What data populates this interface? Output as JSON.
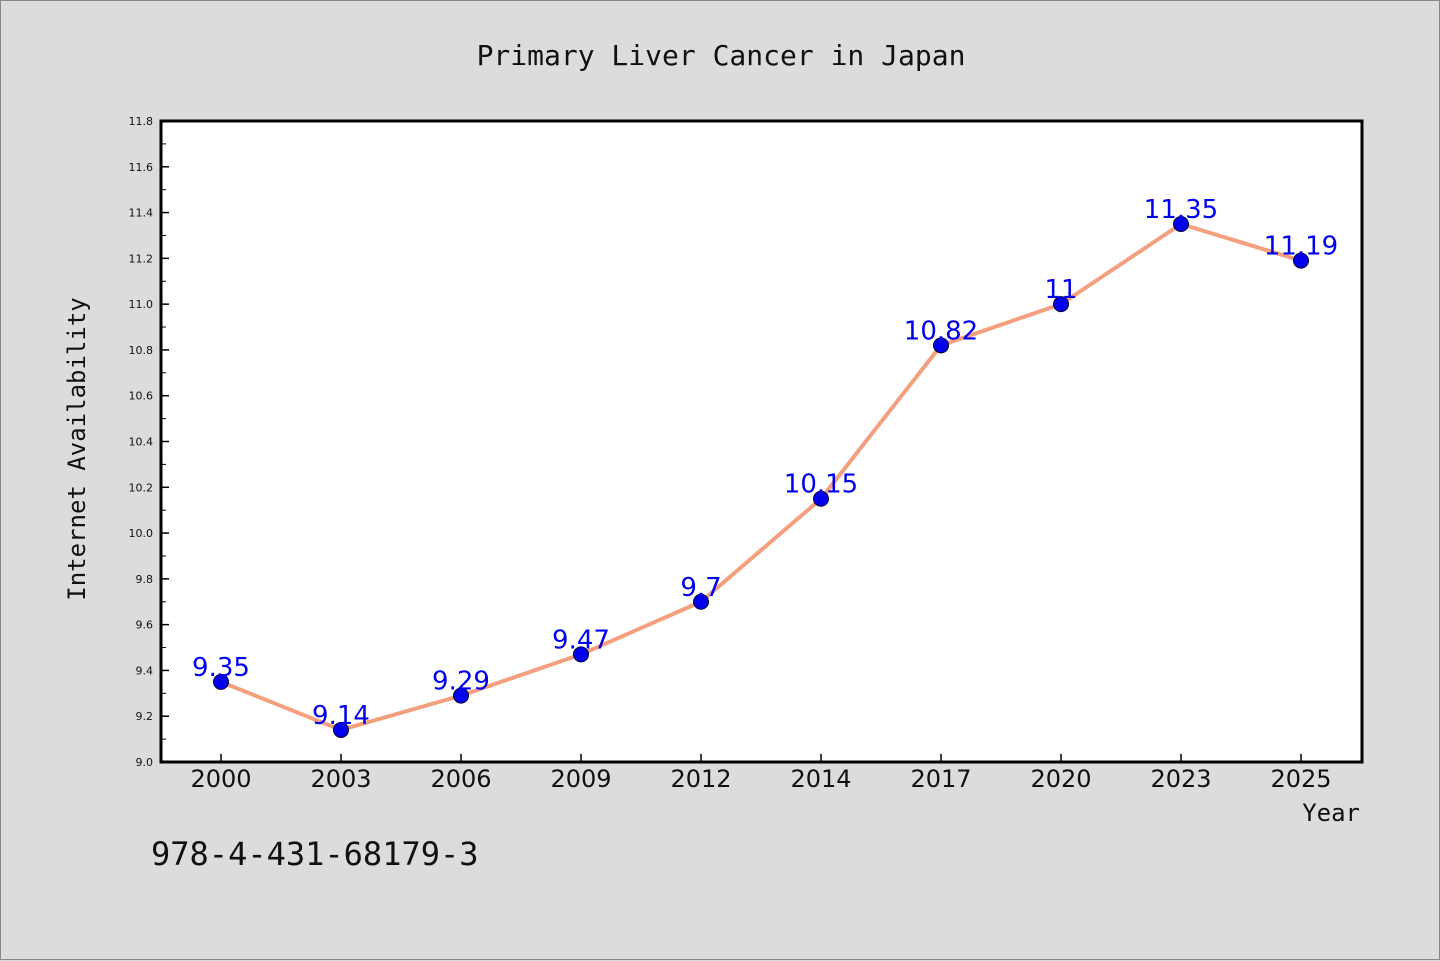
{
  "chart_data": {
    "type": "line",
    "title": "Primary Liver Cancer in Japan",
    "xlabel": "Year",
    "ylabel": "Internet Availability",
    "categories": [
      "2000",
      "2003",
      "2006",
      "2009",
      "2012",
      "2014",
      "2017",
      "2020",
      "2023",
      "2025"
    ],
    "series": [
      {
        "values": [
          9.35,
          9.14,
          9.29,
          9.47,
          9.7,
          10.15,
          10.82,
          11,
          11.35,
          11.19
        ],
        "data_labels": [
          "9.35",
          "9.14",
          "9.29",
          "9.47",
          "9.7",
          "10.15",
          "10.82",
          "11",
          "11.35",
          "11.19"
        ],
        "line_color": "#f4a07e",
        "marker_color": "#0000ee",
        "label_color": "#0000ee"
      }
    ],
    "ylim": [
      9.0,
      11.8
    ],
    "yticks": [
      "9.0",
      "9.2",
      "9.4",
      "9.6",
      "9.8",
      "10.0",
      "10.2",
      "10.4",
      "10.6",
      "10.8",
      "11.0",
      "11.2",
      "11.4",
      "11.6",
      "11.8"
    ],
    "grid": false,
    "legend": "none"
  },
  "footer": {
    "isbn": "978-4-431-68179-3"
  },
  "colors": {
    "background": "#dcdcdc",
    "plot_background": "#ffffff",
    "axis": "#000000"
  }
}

● **WHAT IS REQUIRED**: Omit any images, then output the listing exactly.

● **RESULT BELOW**:
What data populates this interface? Output as JSON.
{
  "chart_data": {
    "type": "line",
    "title": "Primary Liver Cancer in Japan",
    "xlabel": "Year",
    "ylabel": "Internet Availability",
    "categories": [
      "2000",
      "2003",
      "2006",
      "2009",
      "2012",
      "2014",
      "2017",
      "2020",
      "2023",
      "2025"
    ],
    "series": [
      {
        "values": [
          9.35,
          9.14,
          9.29,
          9.47,
          9.7,
          10.15,
          10.82,
          11,
          11.35,
          11.19
        ],
        "data_labels": [
          "9.35",
          "9.14",
          "9.29",
          "9.47",
          "9.7",
          "10.15",
          "10.82",
          "11",
          "11.35",
          "11.19"
        ],
        "line_color": "#f4a07e",
        "marker_color": "#0000ee",
        "label_color": "#0000ee"
      }
    ],
    "ylim": [
      9.0,
      11.8
    ],
    "yticks": [
      "9.0",
      "9.2",
      "9.4",
      "9.6",
      "9.8",
      "10.0",
      "10.2",
      "10.4",
      "10.6",
      "10.8",
      "11.0",
      "11.2",
      "11.4",
      "11.6",
      "11.8"
    ],
    "grid": false,
    "legend": "none"
  },
  "footer": {
    "isbn": "978-4-431-68179-3"
  },
  "colors": {
    "background": "#dcdcdc",
    "plot_background": "#ffffff",
    "axis": "#000000"
  }
}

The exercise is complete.